══ GIVEN RECORDS ══

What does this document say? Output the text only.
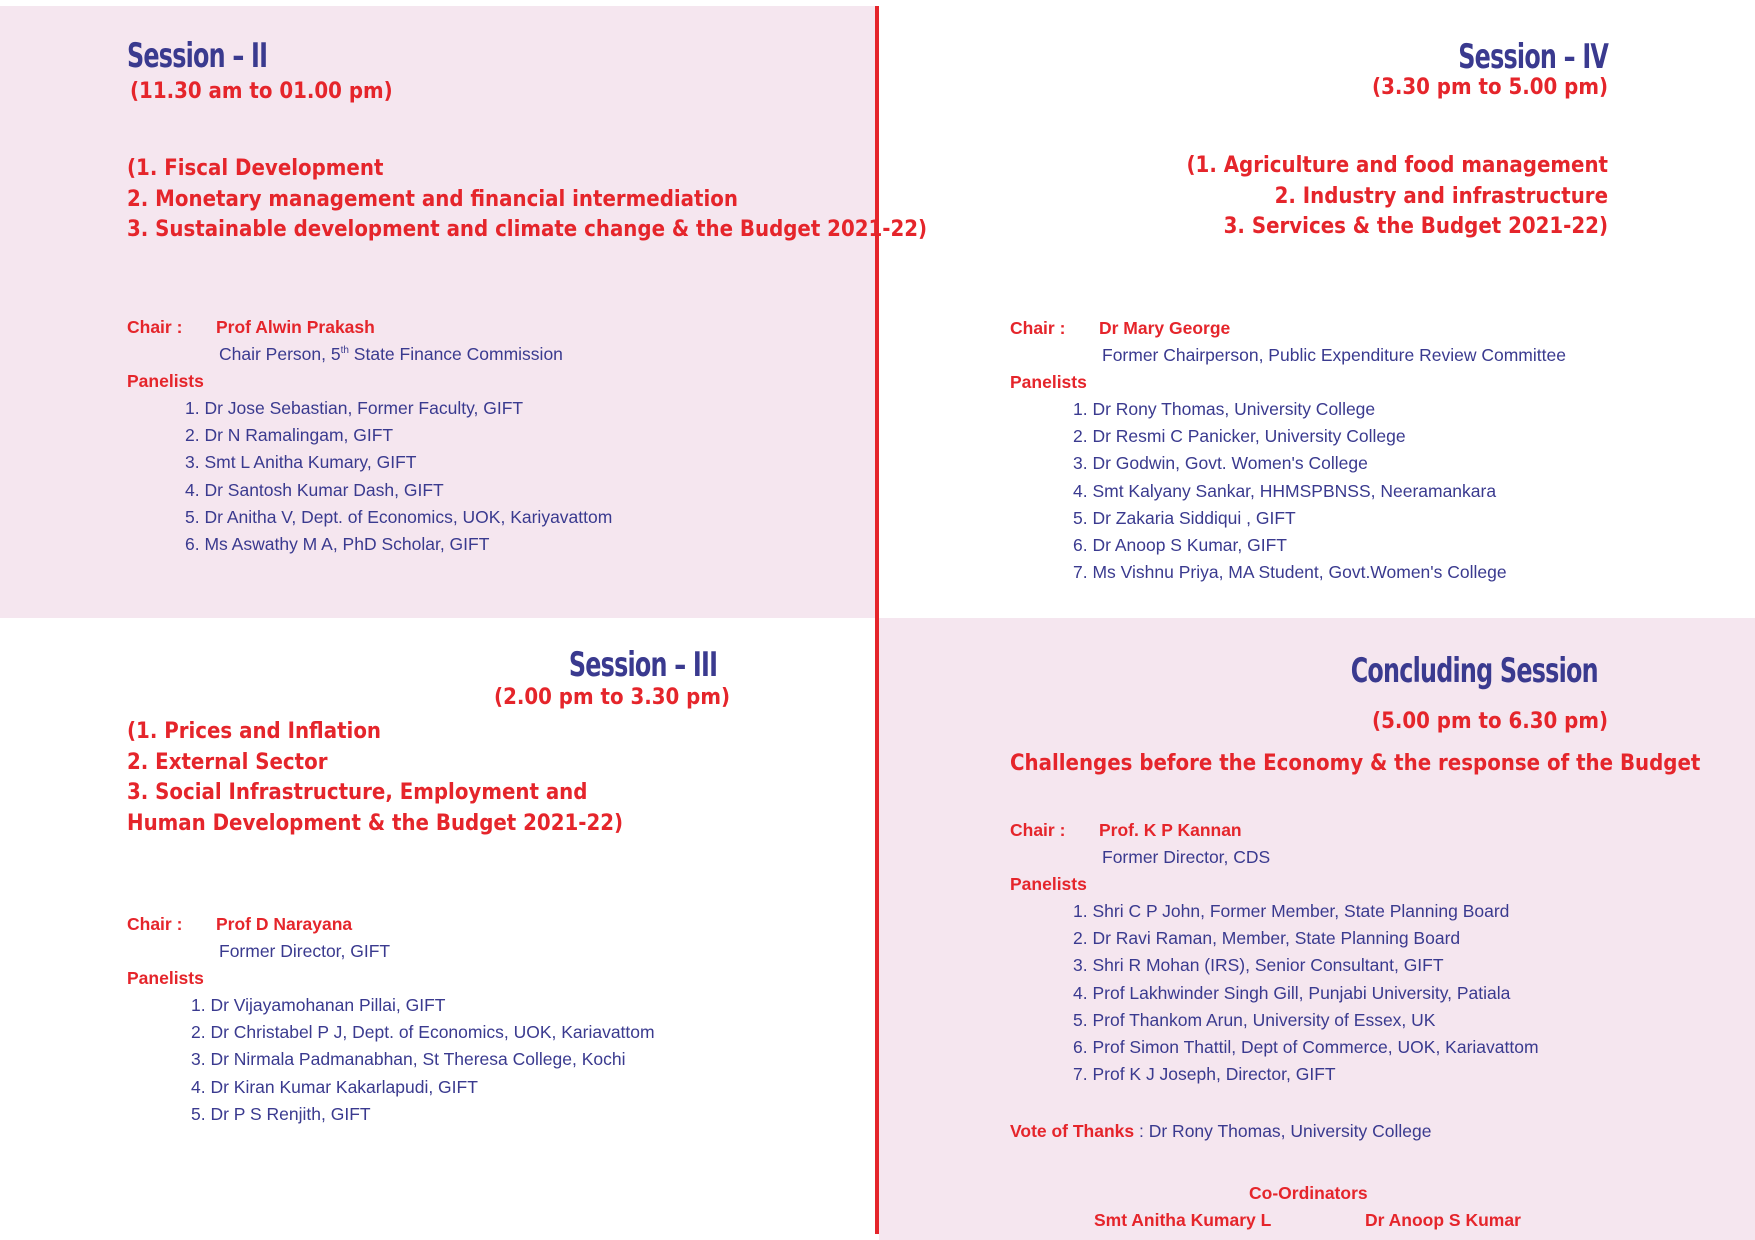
Session – II
(11.30 am to 01.00 pm)
(1. Fiscal Development
2. Monetary management and financial intermediation
3. Sustainable development and climate change & the Budget 2021-22)
Chair : Prof Alwin Prakash
Chair Person, 5th State Finance Commission
Panelists
1. Dr Jose Sebastian, Former Faculty, GIFT
2. Dr N Ramalingam, GIFT
3. Smt L Anitha Kumary, GIFT
4. Dr Santosh Kumar Dash, GIFT
5. Dr Anitha V, Dept. of Economics, UOK, Kariyavattom
6. Ms Aswathy M A, PhD Scholar, GIFT
Session – IV
(3.30 pm to 5.00 pm)
(1. Agriculture and food management
2. Industry and infrastructure
3. Services & the Budget 2021-22)
Chair : Dr Mary George
Former Chairperson, Public Expenditure Review Committee
Panelists
1. Dr Rony Thomas, University College
2. Dr Resmi C Panicker, University College
3. Dr Godwin, Govt. Women's College
4. Smt Kalyany Sankar, HHMSPBNSS, Neeramankara
5. Dr Zakaria Siddiqui , GIFT
6. Dr Anoop S Kumar, GIFT
7. Ms Vishnu Priya, MA Student, Govt.Women's College
Session – III
(2.00 pm to 3.30 pm)
(1. Prices and Inflation
2. External Sector
3. Social Infrastructure, Employment and
Human Development & the Budget 2021-22)
Chair : Prof D Narayana
Former Director, GIFT
Panelists
1. Dr Vijayamohanan Pillai, GIFT
2. Dr Christabel P J, Dept. of Economics, UOK, Kariavattom
3. Dr Nirmala Padmanabhan, St Theresa College, Kochi
4. Dr Kiran Kumar Kakarlapudi, GIFT
5. Dr P S Renjith, GIFT
Concluding Session
(5.00 pm to 6.30 pm)
Challenges before the Economy & the response of the Budget
Chair : Prof. K P Kannan
Former Director, CDS
Panelists
1. Shri C P John, Former Member, State Planning Board
2. Dr Ravi Raman, Member, State Planning Board
3. Shri R Mohan (IRS), Senior Consultant, GIFT
4. Prof Lakhwinder Singh Gill, Punjabi University, Patiala
5. Prof Thankom Arun, University of Essex, UK
6. Prof Simon Thattil, Dept of Commerce, UOK, Kariavattom
7. Prof K J Joseph, Director, GIFT
Vote of Thanks : Dr Rony Thomas, University College
Co-Ordinators
Smt Anitha Kumary L	Dr Anoop S Kumar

═══

DESCRIPTION OF THE TASK: Find the string "State" in the listing and return every line that holds it.

CORRECT RESPONSE:
Chair Person, 5th State Finance Commission
1. Shri C P John, Former Member, State Planning Board
2. Dr Ravi Raman, Member, State Planning Board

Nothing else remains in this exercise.